◆ WHAT TO PRODUCE: Return all lines that include the string "历史价格".

◆ GIVEN DATA:
⟨
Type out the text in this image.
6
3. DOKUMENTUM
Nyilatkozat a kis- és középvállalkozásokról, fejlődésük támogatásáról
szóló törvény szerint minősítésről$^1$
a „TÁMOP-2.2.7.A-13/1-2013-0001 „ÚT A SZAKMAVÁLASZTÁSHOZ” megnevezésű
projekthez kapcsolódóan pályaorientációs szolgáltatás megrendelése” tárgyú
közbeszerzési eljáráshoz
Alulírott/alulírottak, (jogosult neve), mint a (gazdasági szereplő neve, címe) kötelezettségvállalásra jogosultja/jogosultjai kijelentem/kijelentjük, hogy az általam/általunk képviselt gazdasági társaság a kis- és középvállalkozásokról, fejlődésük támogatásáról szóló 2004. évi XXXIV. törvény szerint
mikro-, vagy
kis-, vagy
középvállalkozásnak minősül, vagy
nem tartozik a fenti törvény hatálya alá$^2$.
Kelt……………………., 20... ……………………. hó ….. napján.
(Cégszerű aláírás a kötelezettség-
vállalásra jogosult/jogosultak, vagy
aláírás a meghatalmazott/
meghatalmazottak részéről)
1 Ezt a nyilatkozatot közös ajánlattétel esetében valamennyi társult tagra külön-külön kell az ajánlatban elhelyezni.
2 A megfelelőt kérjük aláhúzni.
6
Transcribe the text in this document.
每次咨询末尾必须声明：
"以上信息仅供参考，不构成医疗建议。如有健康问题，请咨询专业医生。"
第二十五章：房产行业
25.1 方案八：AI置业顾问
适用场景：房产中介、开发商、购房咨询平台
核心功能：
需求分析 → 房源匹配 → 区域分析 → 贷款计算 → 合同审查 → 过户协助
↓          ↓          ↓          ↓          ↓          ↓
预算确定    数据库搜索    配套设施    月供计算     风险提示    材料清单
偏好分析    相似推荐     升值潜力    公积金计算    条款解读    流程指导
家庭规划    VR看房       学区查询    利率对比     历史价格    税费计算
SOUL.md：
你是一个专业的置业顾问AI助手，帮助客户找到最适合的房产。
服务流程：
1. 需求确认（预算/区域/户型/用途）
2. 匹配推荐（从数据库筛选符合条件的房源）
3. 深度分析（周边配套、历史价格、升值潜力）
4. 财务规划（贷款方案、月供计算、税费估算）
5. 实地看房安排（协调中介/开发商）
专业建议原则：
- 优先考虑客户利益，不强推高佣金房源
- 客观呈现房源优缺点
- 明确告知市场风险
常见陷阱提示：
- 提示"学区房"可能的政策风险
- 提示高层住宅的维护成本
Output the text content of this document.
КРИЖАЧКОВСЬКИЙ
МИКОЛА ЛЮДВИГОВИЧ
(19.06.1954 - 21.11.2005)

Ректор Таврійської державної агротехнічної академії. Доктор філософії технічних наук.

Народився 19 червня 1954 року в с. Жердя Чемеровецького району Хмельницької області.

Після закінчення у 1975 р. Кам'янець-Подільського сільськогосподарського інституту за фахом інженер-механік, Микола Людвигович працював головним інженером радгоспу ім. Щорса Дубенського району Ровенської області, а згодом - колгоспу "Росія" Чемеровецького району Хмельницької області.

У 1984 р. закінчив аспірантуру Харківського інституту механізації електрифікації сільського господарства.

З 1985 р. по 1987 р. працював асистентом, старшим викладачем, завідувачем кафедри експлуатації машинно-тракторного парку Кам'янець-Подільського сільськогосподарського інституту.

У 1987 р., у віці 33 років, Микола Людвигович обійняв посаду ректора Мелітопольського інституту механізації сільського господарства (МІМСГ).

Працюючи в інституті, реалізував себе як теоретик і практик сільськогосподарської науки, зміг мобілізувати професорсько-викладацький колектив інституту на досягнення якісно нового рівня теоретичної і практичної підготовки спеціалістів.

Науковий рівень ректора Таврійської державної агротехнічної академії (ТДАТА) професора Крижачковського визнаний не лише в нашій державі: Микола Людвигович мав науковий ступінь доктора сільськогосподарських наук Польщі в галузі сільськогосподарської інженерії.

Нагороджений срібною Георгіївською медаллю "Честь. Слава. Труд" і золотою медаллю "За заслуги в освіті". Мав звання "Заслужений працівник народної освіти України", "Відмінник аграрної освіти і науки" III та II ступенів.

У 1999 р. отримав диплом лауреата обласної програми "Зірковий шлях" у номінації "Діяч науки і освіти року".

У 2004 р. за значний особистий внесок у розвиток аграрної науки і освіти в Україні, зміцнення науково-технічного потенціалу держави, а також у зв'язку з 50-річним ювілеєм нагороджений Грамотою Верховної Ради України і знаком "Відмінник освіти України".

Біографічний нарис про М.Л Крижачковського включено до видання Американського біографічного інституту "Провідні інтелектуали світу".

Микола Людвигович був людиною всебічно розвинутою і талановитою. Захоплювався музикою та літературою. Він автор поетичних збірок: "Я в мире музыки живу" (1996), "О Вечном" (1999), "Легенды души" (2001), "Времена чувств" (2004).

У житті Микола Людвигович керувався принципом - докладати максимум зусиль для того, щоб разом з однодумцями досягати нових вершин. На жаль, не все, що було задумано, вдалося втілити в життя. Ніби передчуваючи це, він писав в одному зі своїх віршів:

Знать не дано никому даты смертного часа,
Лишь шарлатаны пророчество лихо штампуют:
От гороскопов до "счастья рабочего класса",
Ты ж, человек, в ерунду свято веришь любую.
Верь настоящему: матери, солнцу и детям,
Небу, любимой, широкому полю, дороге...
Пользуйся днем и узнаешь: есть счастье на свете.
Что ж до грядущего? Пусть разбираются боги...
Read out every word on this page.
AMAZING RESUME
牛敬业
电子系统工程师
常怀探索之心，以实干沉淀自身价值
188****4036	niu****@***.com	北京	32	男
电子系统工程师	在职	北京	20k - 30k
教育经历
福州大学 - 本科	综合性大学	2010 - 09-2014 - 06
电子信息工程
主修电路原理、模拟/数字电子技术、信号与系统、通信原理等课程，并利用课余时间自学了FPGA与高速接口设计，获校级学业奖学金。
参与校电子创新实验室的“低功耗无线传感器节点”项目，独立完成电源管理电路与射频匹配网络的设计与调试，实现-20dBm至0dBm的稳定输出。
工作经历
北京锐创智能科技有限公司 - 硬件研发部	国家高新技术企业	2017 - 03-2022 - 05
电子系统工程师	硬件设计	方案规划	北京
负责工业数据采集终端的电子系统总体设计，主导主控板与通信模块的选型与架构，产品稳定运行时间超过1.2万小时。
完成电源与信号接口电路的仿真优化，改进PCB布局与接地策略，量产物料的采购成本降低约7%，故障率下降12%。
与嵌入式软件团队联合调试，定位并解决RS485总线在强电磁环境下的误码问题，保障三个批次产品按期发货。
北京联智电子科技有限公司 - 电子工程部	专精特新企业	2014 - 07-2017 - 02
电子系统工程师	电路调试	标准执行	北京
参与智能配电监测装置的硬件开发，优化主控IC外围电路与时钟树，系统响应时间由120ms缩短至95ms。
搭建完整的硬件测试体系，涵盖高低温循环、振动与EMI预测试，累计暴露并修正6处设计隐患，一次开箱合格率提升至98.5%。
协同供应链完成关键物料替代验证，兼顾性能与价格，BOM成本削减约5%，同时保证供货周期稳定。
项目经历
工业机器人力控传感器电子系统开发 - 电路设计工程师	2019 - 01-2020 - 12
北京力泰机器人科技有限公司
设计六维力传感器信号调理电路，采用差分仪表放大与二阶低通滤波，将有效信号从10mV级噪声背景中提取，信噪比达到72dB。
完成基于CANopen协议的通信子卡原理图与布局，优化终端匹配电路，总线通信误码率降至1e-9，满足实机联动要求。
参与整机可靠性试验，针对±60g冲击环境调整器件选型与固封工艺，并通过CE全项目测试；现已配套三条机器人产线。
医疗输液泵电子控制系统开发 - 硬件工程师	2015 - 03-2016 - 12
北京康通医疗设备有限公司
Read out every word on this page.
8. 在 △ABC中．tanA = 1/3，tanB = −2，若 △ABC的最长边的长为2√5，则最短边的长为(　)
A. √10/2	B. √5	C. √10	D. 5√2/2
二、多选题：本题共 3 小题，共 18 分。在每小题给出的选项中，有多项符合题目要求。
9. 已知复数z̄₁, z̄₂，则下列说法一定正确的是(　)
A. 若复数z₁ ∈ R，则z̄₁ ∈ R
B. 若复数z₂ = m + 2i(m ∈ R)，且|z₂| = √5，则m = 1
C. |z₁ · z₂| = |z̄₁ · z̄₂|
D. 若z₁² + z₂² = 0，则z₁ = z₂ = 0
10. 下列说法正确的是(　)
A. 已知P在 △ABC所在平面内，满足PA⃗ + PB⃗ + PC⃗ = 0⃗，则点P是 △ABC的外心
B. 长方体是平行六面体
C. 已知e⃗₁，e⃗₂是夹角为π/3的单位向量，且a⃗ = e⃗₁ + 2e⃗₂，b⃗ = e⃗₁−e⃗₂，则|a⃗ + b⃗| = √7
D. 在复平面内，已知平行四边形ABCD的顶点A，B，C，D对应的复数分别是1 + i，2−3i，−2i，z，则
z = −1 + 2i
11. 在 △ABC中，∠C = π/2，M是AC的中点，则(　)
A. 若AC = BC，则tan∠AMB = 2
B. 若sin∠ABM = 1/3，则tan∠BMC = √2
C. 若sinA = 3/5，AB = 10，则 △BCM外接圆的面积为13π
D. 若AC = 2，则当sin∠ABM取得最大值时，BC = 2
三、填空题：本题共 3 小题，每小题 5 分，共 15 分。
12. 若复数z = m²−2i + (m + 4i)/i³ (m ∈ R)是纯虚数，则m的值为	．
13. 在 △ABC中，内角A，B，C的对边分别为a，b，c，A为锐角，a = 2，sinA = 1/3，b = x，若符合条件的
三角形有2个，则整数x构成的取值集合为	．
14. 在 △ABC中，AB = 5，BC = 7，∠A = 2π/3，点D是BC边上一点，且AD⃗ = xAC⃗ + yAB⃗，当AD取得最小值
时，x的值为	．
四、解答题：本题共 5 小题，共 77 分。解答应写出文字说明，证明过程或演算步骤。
⟩
◆ WRITTEN ANSWER:
家庭规划    VR看房       学区查询    利率对比     历史价格    税费计算
3. 深度分析（周边配套、历史价格、升值潜力）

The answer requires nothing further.